Task directions →
Could you transcribe the material below exactly, without leaving out a single line?

===============

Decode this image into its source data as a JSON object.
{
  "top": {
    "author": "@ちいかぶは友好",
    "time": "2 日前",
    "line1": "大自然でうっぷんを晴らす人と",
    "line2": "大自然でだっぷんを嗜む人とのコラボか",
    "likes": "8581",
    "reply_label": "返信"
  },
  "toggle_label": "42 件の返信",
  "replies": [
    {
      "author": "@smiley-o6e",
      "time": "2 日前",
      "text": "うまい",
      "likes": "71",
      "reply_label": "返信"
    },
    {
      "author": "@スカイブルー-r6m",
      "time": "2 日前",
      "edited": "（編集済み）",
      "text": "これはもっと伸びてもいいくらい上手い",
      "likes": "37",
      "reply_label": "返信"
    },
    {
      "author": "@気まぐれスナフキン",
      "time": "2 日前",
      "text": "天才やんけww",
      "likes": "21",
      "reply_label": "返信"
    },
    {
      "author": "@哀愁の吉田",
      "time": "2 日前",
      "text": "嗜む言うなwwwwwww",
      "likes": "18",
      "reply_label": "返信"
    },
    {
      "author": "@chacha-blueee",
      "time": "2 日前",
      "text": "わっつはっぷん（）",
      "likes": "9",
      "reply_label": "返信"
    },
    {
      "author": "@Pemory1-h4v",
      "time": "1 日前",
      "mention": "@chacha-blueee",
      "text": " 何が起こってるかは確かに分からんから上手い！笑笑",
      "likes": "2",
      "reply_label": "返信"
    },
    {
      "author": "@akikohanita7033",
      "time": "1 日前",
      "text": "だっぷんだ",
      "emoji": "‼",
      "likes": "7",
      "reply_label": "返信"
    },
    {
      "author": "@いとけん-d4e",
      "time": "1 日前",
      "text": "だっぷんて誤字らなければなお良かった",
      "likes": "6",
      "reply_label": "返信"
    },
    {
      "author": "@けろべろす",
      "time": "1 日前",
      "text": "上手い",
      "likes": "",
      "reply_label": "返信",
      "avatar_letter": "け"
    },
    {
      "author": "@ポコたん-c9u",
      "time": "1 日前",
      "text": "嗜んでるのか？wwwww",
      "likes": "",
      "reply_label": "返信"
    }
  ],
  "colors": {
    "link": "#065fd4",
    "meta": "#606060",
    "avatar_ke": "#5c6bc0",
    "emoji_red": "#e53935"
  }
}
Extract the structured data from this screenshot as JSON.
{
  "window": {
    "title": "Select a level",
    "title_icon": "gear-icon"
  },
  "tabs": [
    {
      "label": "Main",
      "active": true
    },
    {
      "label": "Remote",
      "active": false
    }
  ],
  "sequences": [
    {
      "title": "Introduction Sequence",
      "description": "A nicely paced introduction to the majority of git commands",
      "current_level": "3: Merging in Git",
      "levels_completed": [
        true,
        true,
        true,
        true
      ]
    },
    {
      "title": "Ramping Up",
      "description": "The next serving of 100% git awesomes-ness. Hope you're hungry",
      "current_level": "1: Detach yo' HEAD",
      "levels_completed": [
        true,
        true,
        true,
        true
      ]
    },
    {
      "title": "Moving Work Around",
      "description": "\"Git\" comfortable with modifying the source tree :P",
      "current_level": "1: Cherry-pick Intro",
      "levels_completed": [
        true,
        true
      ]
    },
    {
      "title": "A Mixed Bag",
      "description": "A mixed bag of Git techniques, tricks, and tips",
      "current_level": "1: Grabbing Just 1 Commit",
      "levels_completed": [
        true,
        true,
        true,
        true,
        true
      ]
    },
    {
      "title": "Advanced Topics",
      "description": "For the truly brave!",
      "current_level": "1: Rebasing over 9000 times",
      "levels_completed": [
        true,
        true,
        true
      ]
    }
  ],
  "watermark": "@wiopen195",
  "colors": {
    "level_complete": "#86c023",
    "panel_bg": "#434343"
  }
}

===============

Reply to the exercise →
Decode this image into its source data as a JSON object.
{
  "top": {
    "author": "@ちいかぶは友好",
    "time": "2 日前",
    "line1": "大自然でうっぷんを晴らす人と",
    "line2": "大自然でだっぷんを嗜む人とのコラボか",
    "likes": "8581",
    "reply_label": "返信"
  },
  "toggle_label": "42 件の返信",
  "replies": [
    {
      "author": "@smiley-o6e",
      "time": "2 日前",
      "text": "うまい",
      "likes": "71",
      "reply_label": "返信"
    },
    {
      "author": "@スカイブルー-r6m",
      "time": "2 日前",
      "edited": "（編集済み）",
      "text": "これはもっと伸びてもいいくらい上手い",
      "likes": "37",
      "reply_label": "返信"
    },
    {
      "author": "@気まぐれスナフキン",
      "time": "2 日前",
      "text": "天才やんけww",
      "likes": "21",
      "reply_label": "返信"
    },
    {
      "author": "@哀愁の吉田",
      "time": "2 日前",
      "text": "嗜む言うなwwwwwww",
      "likes": "18",
      "reply_label": "返信"
    },
    {
      "author": "@chacha-blueee",
      "time": "2 日前",
      "text": "わっつはっぷん（）",
      "likes": "9",
      "reply_label": "返信"
    },
    {
      "author": "@Pemory1-h4v",
      "time": "1 日前",
      "mention": "@chacha-blueee",
      "text": " 何が起こってるかは確かに分からんから上手い！笑笑",
      "likes": "2",
      "reply_label": "返信"
    },
    {
      "author": "@akikohanita7033",
      "time": "1 日前",
      "text": "だっぷんだ",
      "emoji": "‼",
      "likes": "7",
      "reply_label": "返信"
    },
    {
      "author": "@いとけん-d4e",
      "time": "1 日前",
      "text": "だっぷんて誤字らなければなお良かった",
      "likes": "6",
      "reply_label": "返信"
    },
    {
      "author": "@けろべろす",
      "time": "1 日前",
      "text": "上手い",
      "likes": "",
      "reply_label": "返信",
      "avatar_letter": "け"
    },
    {
      "author": "@ポコたん-c9u",
      "time": "1 日前",
      "text": "嗜んでるのか？wwwww",
      "likes": "",
      "reply_label": "返信"
    }
  ],
  "colors": {
    "link": "#065fd4",
    "meta": "#606060",
    "avatar_ke": "#5c6bc0",
    "emoji_red": "#e53935"
  }
}
Extract the structured data from this screenshot as JSON.
{
  "window": {
    "title": "Select a level",
    "title_icon": "gear-icon"
  },
  "tabs": [
    {
      "label": "Main",
      "active": true
    },
    {
      "label": "Remote",
      "active": false
    }
  ],
  "sequences": [
    {
      "title": "Introduction Sequence",
      "description": "A nicely paced introduction to the majority of git commands",
      "current_level": "3: Merging in Git",
      "levels_completed": [
        true,
        true,
        true,
        true
      ]
    },
    {
      "title": "Ramping Up",
      "description": "The next serving of 100% git awesomes-ness. Hope you're hungry",
      "current_level": "1: Detach yo' HEAD",
      "levels_completed": [
        true,
        true,
        true,
        true
      ]
    },
    {
      "title": "Moving Work Around",
      "description": "\"Git\" comfortable with modifying the source tree :P",
      "current_level": "1: Cherry-pick Intro",
      "levels_completed": [
        true,
        true
      ]
    },
    {
      "title": "A Mixed Bag",
      "description": "A mixed bag of Git techniques, tricks, and tips",
      "current_level": "1: Grabbing Just 1 Commit",
      "levels_completed": [
        true,
        true,
        true,
        true,
        true
      ]
    },
    {
      "title": "Advanced Topics",
      "description": "For the truly brave!",
      "current_level": "1: Rebasing over 9000 times",
      "levels_completed": [
        true,
        true,
        true
      ]
    }
  ],
  "watermark": "@wiopen195",
  "colors": {
    "level_complete": "#86c023",
    "panel_bg": "#434343"
  }
}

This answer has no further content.